Exercise task
Scan the lines below; pull out those with "Case".

# START OF Task input

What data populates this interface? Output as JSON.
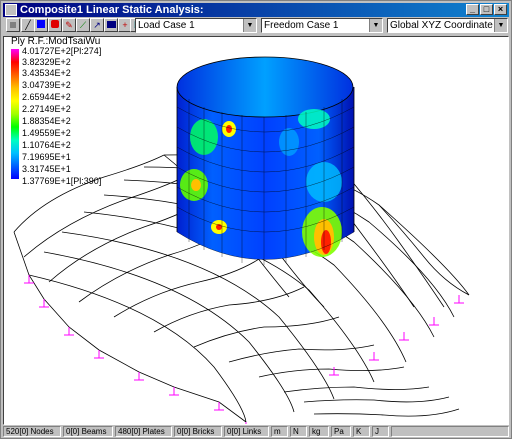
{
  "window": {
    "title": "Composite1 Linear Static Analysis:",
    "minimize": "_",
    "maximize": "□",
    "close": "×"
  },
  "toolbar": {
    "load_case": "Load Case 1",
    "freedom_case": "Freedom Case 1",
    "coord_system": "Global XYZ Coordinate Syste"
  },
  "legend": {
    "title": "Ply R.F.:ModTsaiWu",
    "values": [
      "4.01727E+2[Pl:274]",
      "3.82329E+2",
      "3.43534E+2",
      "3.04739E+2",
      "2.65944E+2",
      "2.27149E+2",
      "1.88354E+2",
      "1.49559E+2",
      "1.10764E+2",
      "7.19695E+1",
      "3.31745E+1",
      "1.37769E+1[Pl:390]"
    ]
  },
  "status": {
    "nodes": "520[0] Nodes",
    "beams": "0[0] Beams",
    "plates": "480[0] Plates",
    "bricks": "0[0] Bricks",
    "links": "0[0] Links",
    "units": [
      "m",
      "N",
      "kg",
      "Pa",
      "K",
      "J"
    ]
  }
}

# END OF Task input

The completed task
    "load_case": "Load Case 1",
    "freedom_case": "Freedom Case 1",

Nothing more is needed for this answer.